**Exercise details**
Find the lines holding the string "scene" in the data, then copy all of them.

*** Recorded data

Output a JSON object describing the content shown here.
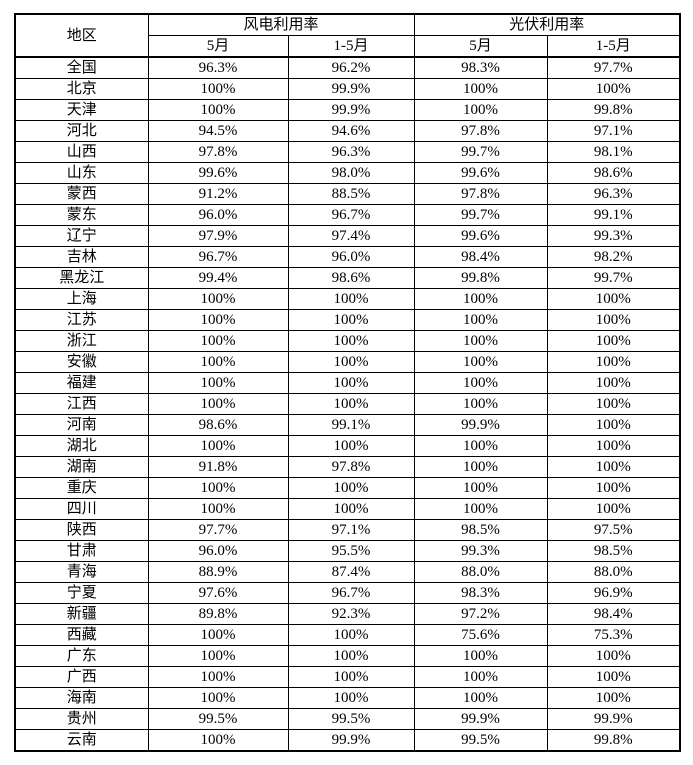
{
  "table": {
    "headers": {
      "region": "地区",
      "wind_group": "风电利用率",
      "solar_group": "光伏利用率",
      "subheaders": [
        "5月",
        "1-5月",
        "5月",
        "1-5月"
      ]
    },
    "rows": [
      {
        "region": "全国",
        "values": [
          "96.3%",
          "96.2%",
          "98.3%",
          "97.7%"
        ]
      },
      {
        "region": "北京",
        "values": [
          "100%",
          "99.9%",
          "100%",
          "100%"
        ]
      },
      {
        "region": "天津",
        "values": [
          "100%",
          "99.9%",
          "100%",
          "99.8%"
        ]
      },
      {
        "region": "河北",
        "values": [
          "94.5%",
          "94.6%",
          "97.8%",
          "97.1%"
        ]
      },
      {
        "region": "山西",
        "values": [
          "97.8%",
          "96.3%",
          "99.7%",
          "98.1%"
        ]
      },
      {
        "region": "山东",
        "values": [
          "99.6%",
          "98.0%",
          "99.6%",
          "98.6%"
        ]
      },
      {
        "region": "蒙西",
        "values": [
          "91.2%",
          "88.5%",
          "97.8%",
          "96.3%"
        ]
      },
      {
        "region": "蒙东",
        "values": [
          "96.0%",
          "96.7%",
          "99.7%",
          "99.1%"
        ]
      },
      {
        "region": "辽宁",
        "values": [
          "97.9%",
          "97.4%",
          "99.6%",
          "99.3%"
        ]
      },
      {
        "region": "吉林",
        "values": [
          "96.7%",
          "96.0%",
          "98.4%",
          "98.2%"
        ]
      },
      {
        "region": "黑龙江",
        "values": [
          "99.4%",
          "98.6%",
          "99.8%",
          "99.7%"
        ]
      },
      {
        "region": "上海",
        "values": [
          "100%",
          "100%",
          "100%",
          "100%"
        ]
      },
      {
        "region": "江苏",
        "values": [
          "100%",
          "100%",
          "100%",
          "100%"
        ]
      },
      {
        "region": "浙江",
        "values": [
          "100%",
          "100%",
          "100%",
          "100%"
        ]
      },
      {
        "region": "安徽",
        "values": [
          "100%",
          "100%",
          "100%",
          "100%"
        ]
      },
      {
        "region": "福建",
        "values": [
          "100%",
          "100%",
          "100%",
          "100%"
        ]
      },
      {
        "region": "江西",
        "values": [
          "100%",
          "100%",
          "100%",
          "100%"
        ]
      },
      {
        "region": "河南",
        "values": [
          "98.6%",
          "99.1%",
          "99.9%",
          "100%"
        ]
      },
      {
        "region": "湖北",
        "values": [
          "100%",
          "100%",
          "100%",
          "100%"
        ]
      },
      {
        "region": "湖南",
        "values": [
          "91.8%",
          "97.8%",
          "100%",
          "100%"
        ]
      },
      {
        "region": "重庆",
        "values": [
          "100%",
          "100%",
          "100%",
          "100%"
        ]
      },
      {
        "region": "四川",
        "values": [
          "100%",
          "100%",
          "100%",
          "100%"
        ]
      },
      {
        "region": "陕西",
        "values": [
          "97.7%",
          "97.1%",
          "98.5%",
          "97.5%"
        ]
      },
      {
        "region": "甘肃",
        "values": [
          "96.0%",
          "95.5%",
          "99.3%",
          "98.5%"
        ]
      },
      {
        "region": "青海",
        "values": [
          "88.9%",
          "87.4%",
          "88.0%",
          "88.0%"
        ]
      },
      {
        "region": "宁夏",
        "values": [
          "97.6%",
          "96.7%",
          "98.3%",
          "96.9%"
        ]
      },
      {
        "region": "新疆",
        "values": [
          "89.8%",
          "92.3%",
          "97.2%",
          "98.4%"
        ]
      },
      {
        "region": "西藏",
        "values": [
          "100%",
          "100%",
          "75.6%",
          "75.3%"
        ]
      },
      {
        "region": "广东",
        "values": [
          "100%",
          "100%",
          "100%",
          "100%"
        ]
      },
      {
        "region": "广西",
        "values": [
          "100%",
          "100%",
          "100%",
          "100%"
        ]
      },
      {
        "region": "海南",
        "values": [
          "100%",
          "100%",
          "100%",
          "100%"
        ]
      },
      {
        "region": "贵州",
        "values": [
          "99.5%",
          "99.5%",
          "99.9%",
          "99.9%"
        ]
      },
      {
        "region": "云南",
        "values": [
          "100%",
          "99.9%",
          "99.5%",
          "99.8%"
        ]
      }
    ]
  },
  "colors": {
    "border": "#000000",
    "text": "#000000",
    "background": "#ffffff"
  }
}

******
*** Recorded data

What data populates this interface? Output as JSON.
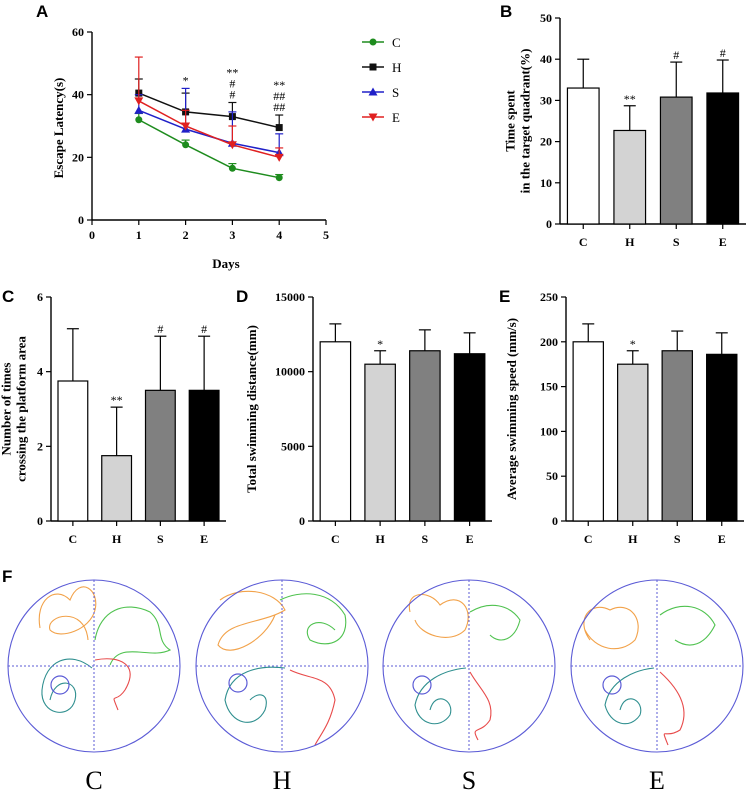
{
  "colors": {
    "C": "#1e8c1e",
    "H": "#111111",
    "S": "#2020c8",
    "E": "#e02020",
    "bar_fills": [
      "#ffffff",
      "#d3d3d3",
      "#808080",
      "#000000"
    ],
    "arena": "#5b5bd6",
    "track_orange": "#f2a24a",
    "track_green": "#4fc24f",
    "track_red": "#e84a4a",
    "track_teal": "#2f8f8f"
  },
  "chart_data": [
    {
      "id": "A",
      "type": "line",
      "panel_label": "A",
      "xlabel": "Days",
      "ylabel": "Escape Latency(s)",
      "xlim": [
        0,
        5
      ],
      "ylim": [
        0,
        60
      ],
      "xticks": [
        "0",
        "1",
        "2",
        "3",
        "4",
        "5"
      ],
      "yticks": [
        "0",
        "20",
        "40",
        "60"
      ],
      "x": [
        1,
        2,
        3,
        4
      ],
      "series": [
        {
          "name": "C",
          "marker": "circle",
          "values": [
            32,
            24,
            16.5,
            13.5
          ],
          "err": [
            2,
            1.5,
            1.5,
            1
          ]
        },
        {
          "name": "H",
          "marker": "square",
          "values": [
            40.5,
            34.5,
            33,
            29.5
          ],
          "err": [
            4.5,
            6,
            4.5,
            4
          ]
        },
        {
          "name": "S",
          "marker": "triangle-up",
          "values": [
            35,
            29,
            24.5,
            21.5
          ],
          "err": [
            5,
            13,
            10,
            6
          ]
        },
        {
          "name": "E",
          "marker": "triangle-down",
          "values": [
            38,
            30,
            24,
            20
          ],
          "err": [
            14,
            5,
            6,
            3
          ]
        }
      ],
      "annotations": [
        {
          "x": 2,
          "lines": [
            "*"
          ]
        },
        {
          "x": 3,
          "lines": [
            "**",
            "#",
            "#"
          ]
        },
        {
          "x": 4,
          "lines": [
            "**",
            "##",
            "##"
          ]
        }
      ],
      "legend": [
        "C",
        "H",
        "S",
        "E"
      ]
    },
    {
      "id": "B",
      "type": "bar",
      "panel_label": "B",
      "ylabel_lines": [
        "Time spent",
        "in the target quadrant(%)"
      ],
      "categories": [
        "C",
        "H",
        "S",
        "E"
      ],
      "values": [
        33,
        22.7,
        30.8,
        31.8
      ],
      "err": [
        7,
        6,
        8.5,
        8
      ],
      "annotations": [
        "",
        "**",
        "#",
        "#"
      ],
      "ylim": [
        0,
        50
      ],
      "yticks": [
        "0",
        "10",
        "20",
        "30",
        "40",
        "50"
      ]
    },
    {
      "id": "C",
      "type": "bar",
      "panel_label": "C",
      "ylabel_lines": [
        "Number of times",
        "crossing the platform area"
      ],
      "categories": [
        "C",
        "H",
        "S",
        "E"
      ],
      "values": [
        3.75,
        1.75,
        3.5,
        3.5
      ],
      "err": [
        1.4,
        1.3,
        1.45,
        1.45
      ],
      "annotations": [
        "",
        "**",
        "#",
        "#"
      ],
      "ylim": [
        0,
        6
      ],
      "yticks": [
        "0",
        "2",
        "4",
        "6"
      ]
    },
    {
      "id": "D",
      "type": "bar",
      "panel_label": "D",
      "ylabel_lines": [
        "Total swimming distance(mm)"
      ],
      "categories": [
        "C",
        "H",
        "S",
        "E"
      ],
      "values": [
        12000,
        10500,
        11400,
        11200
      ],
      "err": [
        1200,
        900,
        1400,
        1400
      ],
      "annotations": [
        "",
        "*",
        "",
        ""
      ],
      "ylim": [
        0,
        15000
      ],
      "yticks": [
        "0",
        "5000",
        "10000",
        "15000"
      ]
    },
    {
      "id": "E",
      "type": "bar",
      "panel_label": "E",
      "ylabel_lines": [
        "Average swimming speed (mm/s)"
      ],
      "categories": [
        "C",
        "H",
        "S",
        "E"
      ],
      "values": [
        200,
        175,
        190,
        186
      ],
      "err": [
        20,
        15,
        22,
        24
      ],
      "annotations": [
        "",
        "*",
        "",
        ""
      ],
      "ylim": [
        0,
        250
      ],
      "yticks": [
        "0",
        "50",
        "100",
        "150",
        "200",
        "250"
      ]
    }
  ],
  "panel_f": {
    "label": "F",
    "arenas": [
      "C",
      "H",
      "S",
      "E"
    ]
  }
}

******
*** Recorded data

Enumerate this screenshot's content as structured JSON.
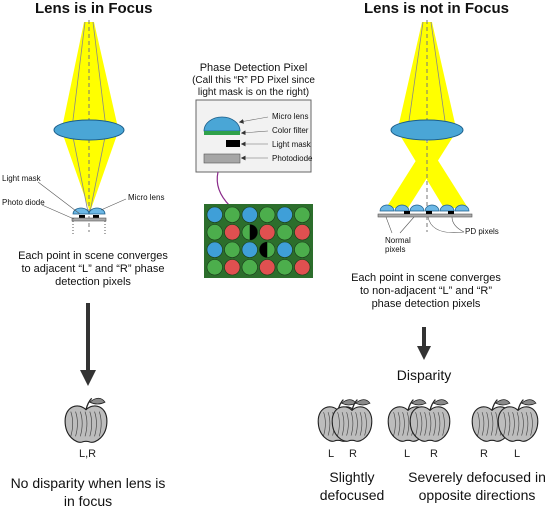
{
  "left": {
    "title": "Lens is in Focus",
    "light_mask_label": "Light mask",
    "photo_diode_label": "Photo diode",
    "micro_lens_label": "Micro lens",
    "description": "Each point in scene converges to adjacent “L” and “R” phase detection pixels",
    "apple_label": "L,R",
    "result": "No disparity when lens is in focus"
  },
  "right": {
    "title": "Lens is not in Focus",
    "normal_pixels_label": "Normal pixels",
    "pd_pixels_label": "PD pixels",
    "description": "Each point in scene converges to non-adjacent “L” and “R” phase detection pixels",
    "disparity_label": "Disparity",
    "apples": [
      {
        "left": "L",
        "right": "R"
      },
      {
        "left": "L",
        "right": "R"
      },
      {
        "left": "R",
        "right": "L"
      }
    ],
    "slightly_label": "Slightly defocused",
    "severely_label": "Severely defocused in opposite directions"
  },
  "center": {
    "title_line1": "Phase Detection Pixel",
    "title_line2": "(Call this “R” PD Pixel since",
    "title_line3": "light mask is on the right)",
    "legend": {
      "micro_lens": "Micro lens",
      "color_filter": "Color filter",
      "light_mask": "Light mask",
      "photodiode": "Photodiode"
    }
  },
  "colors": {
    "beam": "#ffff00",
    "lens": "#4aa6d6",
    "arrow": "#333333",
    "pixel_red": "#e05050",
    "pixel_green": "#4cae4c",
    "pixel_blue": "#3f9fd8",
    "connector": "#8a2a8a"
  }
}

******

**Expected output**
    "description": "Each point in scene converges to adjacent “L” and “R” phase detection pixels",
    "description": "Each point in scene converges to non-adjacent “L” and “R” phase detection pixels",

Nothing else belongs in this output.